GOAL OF THE EXERCISE: Reproduce the records verbatim from their first line through the line containing "equipment-item-icon[interactable] [683,507,705,529]", both included.

== RECORDS SHOWN ==

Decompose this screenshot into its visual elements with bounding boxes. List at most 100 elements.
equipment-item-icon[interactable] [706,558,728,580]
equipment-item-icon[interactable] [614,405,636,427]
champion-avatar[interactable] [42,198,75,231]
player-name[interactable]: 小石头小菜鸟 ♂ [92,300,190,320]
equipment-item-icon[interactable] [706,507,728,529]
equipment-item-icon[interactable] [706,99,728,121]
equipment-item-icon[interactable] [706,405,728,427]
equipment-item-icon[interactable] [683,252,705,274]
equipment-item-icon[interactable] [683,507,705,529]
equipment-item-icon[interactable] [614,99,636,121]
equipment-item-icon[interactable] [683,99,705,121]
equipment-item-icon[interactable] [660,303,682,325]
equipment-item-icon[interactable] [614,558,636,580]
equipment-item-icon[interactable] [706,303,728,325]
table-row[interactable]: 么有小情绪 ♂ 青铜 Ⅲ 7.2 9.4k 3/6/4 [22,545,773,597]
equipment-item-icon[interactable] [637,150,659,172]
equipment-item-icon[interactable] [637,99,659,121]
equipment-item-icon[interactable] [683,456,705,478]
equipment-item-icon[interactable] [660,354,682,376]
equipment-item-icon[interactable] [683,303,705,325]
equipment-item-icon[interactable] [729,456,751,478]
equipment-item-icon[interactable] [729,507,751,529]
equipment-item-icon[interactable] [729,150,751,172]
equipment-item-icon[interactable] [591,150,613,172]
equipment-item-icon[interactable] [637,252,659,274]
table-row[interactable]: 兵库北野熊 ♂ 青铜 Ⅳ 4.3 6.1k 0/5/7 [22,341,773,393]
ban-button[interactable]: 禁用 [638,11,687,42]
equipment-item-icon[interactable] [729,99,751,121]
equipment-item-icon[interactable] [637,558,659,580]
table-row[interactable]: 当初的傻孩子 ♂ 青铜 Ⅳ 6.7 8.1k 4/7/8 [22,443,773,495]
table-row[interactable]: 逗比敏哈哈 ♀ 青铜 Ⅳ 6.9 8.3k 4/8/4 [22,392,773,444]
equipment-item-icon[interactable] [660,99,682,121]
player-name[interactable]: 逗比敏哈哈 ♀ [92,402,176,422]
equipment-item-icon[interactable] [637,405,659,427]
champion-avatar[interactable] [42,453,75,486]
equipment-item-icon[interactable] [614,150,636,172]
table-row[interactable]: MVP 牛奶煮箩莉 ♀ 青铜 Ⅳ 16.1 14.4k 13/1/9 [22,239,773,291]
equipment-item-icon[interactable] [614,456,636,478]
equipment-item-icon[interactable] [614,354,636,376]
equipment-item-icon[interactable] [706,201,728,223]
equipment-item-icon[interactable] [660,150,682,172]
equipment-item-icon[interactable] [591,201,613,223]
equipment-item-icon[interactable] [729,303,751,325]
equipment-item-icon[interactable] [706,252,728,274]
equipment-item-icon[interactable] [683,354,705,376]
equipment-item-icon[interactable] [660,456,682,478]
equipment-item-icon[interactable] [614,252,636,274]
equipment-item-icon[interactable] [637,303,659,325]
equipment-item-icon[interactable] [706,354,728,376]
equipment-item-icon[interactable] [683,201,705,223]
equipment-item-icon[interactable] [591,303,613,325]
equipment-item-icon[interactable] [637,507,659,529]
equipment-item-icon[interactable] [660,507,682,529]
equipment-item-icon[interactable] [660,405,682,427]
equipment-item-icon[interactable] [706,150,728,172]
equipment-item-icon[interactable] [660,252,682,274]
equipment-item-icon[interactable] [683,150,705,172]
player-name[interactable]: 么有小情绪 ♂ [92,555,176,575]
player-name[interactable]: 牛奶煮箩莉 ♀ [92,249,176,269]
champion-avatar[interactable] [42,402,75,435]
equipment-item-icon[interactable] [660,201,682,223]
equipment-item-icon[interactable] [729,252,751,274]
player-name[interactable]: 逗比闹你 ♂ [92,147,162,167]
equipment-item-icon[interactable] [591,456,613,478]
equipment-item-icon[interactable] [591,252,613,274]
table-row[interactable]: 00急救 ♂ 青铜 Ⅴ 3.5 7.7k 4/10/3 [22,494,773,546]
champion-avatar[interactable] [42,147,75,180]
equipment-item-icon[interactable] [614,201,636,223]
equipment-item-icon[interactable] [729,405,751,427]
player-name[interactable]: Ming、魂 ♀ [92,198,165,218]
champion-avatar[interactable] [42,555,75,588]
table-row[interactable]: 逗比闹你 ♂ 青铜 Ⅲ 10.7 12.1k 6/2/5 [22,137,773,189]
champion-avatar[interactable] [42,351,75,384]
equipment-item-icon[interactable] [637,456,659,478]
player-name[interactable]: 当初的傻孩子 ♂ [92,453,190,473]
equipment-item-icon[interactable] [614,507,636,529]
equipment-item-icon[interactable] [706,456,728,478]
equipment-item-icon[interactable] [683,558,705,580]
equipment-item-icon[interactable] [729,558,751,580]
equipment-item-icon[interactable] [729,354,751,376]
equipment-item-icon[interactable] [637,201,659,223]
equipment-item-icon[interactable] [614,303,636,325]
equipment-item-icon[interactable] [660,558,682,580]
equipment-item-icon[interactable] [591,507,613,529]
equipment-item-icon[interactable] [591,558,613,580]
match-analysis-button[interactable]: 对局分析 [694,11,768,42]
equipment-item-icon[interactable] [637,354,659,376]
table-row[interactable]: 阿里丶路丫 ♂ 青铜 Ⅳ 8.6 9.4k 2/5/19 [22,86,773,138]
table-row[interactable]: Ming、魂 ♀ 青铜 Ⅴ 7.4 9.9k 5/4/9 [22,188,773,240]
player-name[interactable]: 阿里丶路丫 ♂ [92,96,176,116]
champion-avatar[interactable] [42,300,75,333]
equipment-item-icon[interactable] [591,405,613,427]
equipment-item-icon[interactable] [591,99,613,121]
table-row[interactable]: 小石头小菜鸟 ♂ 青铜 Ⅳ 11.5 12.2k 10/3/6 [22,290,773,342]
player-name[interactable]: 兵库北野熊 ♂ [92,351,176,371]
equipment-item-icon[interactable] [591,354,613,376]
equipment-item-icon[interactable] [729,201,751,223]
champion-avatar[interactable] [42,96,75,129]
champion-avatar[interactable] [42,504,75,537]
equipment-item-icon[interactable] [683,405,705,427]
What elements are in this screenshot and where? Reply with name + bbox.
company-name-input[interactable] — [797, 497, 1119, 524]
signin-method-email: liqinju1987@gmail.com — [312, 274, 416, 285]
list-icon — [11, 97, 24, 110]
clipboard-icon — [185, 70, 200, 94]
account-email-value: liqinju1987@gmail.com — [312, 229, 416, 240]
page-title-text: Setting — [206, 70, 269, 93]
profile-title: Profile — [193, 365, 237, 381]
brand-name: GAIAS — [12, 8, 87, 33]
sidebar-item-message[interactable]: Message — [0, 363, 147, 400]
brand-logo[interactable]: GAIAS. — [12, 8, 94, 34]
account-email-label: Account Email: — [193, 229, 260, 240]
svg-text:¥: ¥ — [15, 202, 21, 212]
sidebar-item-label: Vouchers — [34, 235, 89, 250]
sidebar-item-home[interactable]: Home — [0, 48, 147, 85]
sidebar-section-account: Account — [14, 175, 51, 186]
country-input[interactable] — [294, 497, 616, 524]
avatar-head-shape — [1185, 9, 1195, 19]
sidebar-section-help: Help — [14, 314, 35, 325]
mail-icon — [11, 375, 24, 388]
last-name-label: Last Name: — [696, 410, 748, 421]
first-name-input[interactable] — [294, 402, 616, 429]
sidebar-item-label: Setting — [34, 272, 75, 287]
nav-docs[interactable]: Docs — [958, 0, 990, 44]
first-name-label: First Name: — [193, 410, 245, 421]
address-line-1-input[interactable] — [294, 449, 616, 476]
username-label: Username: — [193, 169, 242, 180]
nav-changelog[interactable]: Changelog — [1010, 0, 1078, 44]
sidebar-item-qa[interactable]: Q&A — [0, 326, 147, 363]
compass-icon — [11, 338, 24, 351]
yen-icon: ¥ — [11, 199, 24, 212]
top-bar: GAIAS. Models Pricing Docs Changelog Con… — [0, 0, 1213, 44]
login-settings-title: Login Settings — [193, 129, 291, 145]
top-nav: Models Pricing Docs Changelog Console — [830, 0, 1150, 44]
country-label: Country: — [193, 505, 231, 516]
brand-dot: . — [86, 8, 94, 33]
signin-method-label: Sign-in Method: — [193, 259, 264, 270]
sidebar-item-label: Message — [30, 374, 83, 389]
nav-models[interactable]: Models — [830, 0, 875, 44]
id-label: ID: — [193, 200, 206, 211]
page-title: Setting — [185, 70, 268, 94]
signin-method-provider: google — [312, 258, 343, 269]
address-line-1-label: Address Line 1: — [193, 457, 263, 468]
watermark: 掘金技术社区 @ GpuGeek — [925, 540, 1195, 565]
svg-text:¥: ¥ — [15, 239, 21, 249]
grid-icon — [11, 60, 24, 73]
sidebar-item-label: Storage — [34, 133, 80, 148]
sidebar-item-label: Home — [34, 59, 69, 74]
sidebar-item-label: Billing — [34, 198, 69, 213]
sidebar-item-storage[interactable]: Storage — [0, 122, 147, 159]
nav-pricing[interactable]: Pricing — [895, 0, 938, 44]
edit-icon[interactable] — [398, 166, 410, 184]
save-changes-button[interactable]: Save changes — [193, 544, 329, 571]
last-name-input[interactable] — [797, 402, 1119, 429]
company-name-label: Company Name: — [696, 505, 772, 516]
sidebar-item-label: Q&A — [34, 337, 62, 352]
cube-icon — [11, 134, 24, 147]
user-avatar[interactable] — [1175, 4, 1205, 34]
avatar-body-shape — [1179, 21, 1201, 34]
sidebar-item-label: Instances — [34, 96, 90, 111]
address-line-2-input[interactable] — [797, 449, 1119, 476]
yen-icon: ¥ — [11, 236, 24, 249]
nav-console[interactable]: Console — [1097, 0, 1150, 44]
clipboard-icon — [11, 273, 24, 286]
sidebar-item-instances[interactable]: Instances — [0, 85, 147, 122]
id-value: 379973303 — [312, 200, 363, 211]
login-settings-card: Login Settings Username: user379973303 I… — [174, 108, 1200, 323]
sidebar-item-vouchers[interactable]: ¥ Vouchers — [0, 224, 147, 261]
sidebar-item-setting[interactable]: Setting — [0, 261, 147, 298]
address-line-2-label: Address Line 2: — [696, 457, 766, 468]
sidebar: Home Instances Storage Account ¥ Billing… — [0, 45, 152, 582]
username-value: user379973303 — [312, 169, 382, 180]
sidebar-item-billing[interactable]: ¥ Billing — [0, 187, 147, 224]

===

OUTPUT OF THE EXERCISE:
Decompose this screenshot into its visual elements with bounding boxes. List at most 100 elements.
equipment-item-icon[interactable] [706,558,728,580]
equipment-item-icon[interactable] [614,405,636,427]
champion-avatar[interactable] [42,198,75,231]
player-name[interactable]: 小石头小菜鸟 ♂ [92,300,190,320]
equipment-item-icon[interactable] [706,507,728,529]
equipment-item-icon[interactable] [706,99,728,121]
equipment-item-icon[interactable] [706,405,728,427]
equipment-item-icon[interactable] [683,252,705,274]
equipment-item-icon[interactable] [683,507,705,529]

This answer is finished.